Stated task: From the entries below, gather each line containing the word "Oberflächentemperatur".

[Data records]
########
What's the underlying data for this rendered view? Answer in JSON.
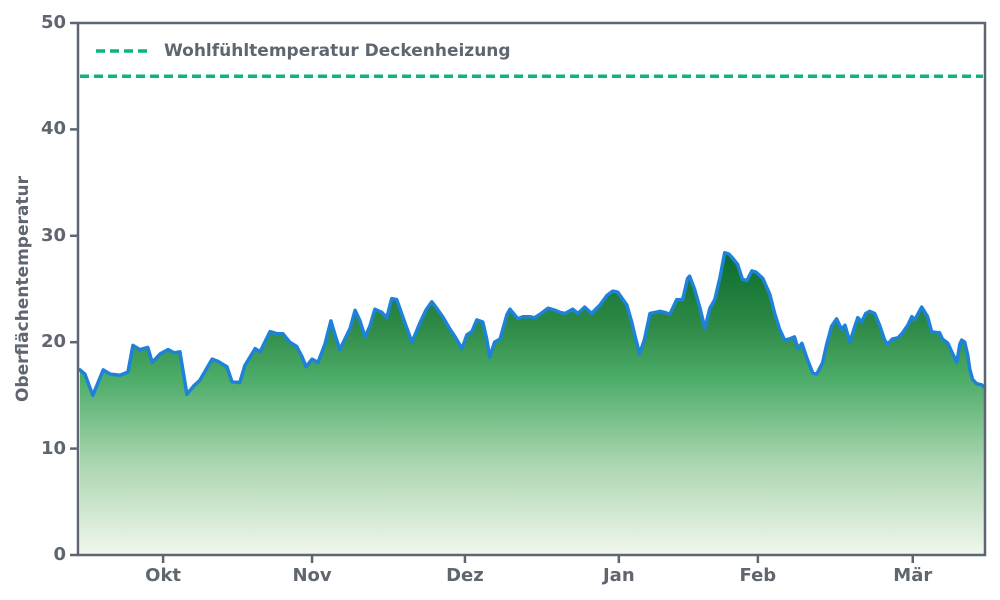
{
  "chart_data": {
    "type": "area",
    "title": "",
    "xlabel": "",
    "ylabel": "Oberflächentemperatur",
    "ylim": [
      0,
      50
    ],
    "yticks": [
      0,
      10,
      20,
      30,
      40,
      50
    ],
    "xlim": [
      0,
      183.3
    ],
    "xticks": [
      {
        "pos": 17.2,
        "label": "Okt"
      },
      {
        "pos": 47.3,
        "label": "Nov"
      },
      {
        "pos": 78.2,
        "label": "Dez"
      },
      {
        "pos": 109.3,
        "label": "Jan"
      },
      {
        "pos": 137.4,
        "label": "Feb"
      },
      {
        "pos": 168.7,
        "label": "Mär"
      }
    ],
    "grid": false,
    "legend_position": "upper-left",
    "axis_color": "#5c6571",
    "text_color": "#5f6670",
    "reference_line": {
      "value": 45,
      "label": "Wohlfühltemperatur Deckenheizung",
      "color": "#0fb283",
      "dash": [
        9,
        5
      ],
      "width": 3.5
    },
    "fill_gradient": {
      "top_value": 28.6,
      "stops": [
        {
          "offset": 0.0,
          "color": "#0a6b2d"
        },
        {
          "offset": 0.25,
          "color": "#2e8a46"
        },
        {
          "offset": 0.43,
          "color": "#4fae6b"
        },
        {
          "offset": 0.69,
          "color": "#a8d4ae"
        },
        {
          "offset": 1.0,
          "color": "#f1f7ee"
        }
      ]
    },
    "series": [
      {
        "name": "Oberflächentemperatur",
        "line_color": "#1e82d8",
        "line_width": 3.5,
        "points": [
          [
            0.4,
            17.4
          ],
          [
            1.4,
            17.0
          ],
          [
            3.0,
            15.0
          ],
          [
            5.1,
            17.4
          ],
          [
            6.5,
            17.0
          ],
          [
            8.5,
            16.9
          ],
          [
            10.1,
            17.2
          ],
          [
            11.1,
            19.7
          ],
          [
            12.5,
            19.3
          ],
          [
            14.1,
            19.5
          ],
          [
            15.0,
            18.1
          ],
          [
            16.6,
            18.9
          ],
          [
            18.2,
            19.3
          ],
          [
            19.4,
            19.0
          ],
          [
            20.6,
            19.1
          ],
          [
            22.0,
            15.1
          ],
          [
            23.4,
            15.9
          ],
          [
            24.6,
            16.4
          ],
          [
            27.1,
            18.4
          ],
          [
            28.3,
            18.2
          ],
          [
            30.1,
            17.7
          ],
          [
            31.1,
            16.3
          ],
          [
            32.7,
            16.2
          ],
          [
            33.7,
            17.8
          ],
          [
            35.8,
            19.4
          ],
          [
            36.8,
            19.1
          ],
          [
            38.8,
            21.0
          ],
          [
            40.2,
            20.8
          ],
          [
            41.4,
            20.8
          ],
          [
            42.8,
            20.0
          ],
          [
            44.2,
            19.6
          ],
          [
            45.3,
            18.6
          ],
          [
            46.1,
            17.7
          ],
          [
            47.3,
            18.4
          ],
          [
            48.5,
            18.1
          ],
          [
            49.9,
            19.8
          ],
          [
            51.1,
            22.0
          ],
          [
            52.0,
            20.6
          ],
          [
            52.9,
            19.3
          ],
          [
            55.0,
            21.3
          ],
          [
            56.0,
            23.0
          ],
          [
            57.0,
            22.0
          ],
          [
            58.0,
            20.5
          ],
          [
            59.0,
            21.5
          ],
          [
            60.0,
            23.1
          ],
          [
            61.4,
            22.8
          ],
          [
            62.4,
            22.3
          ],
          [
            63.4,
            24.1
          ],
          [
            64.4,
            24.0
          ],
          [
            65.1,
            23.1
          ],
          [
            66.3,
            21.5
          ],
          [
            67.5,
            20.0
          ],
          [
            69.1,
            21.8
          ],
          [
            70.3,
            23.0
          ],
          [
            71.5,
            23.8
          ],
          [
            72.5,
            23.2
          ],
          [
            73.7,
            22.4
          ],
          [
            75.2,
            21.2
          ],
          [
            76.2,
            20.5
          ],
          [
            77.6,
            19.4
          ],
          [
            78.6,
            20.7
          ],
          [
            79.6,
            21.0
          ],
          [
            80.6,
            22.1
          ],
          [
            81.8,
            21.9
          ],
          [
            82.6,
            20.3
          ],
          [
            83.2,
            18.6
          ],
          [
            84.2,
            20.0
          ],
          [
            85.3,
            20.3
          ],
          [
            86.7,
            22.6
          ],
          [
            87.3,
            23.1
          ],
          [
            88.9,
            22.2
          ],
          [
            89.9,
            22.4
          ],
          [
            91.3,
            22.4
          ],
          [
            92.3,
            22.3
          ],
          [
            93.3,
            22.6
          ],
          [
            95.0,
            23.2
          ],
          [
            96.4,
            23.0
          ],
          [
            97.4,
            22.8
          ],
          [
            98.4,
            22.7
          ],
          [
            100.0,
            23.1
          ],
          [
            101.0,
            22.7
          ],
          [
            102.4,
            23.3
          ],
          [
            103.8,
            22.7
          ],
          [
            105.5,
            23.5
          ],
          [
            106.9,
            24.4
          ],
          [
            108.1,
            24.8
          ],
          [
            109.1,
            24.7
          ],
          [
            110.9,
            23.5
          ],
          [
            111.9,
            21.9
          ],
          [
            112.5,
            20.7
          ],
          [
            113.5,
            18.9
          ],
          [
            114.5,
            20.3
          ],
          [
            115.6,
            22.7
          ],
          [
            116.6,
            22.8
          ],
          [
            117.6,
            22.9
          ],
          [
            118.6,
            22.8
          ],
          [
            119.6,
            22.6
          ],
          [
            121.0,
            24.0
          ],
          [
            122.2,
            24.0
          ],
          [
            123.2,
            26.0
          ],
          [
            123.6,
            26.2
          ],
          [
            124.6,
            25.0
          ],
          [
            125.7,
            23.2
          ],
          [
            126.7,
            21.3
          ],
          [
            127.7,
            23.2
          ],
          [
            128.7,
            24.0
          ],
          [
            129.7,
            26.0
          ],
          [
            130.7,
            28.4
          ],
          [
            131.5,
            28.3
          ],
          [
            132.3,
            27.9
          ],
          [
            133.3,
            27.3
          ],
          [
            134.3,
            25.9
          ],
          [
            135.2,
            25.8
          ],
          [
            136.2,
            26.7
          ],
          [
            137.0,
            26.6
          ],
          [
            138.4,
            26.0
          ],
          [
            139.8,
            24.5
          ],
          [
            140.8,
            22.7
          ],
          [
            141.8,
            21.2
          ],
          [
            142.8,
            20.2
          ],
          [
            143.8,
            20.3
          ],
          [
            144.8,
            20.5
          ],
          [
            145.5,
            19.4
          ],
          [
            146.3,
            19.9
          ],
          [
            147.3,
            18.5
          ],
          [
            148.5,
            17.1
          ],
          [
            149.3,
            17.0
          ],
          [
            150.5,
            18.1
          ],
          [
            151.3,
            19.8
          ],
          [
            152.3,
            21.5
          ],
          [
            153.3,
            22.2
          ],
          [
            154.3,
            21.2
          ],
          [
            155.0,
            21.6
          ],
          [
            156.0,
            20.0
          ],
          [
            157.0,
            21.5
          ],
          [
            157.6,
            22.3
          ],
          [
            158.4,
            21.9
          ],
          [
            159.2,
            22.7
          ],
          [
            160.0,
            22.9
          ],
          [
            161.0,
            22.7
          ],
          [
            162.0,
            21.6
          ],
          [
            163.0,
            20.2
          ],
          [
            163.6,
            19.8
          ],
          [
            164.6,
            20.3
          ],
          [
            165.7,
            20.4
          ],
          [
            166.5,
            20.8
          ],
          [
            167.7,
            21.6
          ],
          [
            168.5,
            22.4
          ],
          [
            169.1,
            22.1
          ],
          [
            170.5,
            23.3
          ],
          [
            171.7,
            22.4
          ],
          [
            172.5,
            21.0
          ],
          [
            173.5,
            20.9
          ],
          [
            174.1,
            20.9
          ],
          [
            174.7,
            20.3
          ],
          [
            175.8,
            19.9
          ],
          [
            176.6,
            19.1
          ],
          [
            177.6,
            18.1
          ],
          [
            178.2,
            19.8
          ],
          [
            178.6,
            20.2
          ],
          [
            179.2,
            20.0
          ],
          [
            179.8,
            18.8
          ],
          [
            180.2,
            17.5
          ],
          [
            180.8,
            16.5
          ],
          [
            181.6,
            16.1
          ],
          [
            182.6,
            16.0
          ],
          [
            183.2,
            15.8
          ]
        ]
      }
    ]
  }
}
########
Result of this exercise:
    "ylabel": "Oberflächentemperatur",
        "name": "Oberflächentemperatur",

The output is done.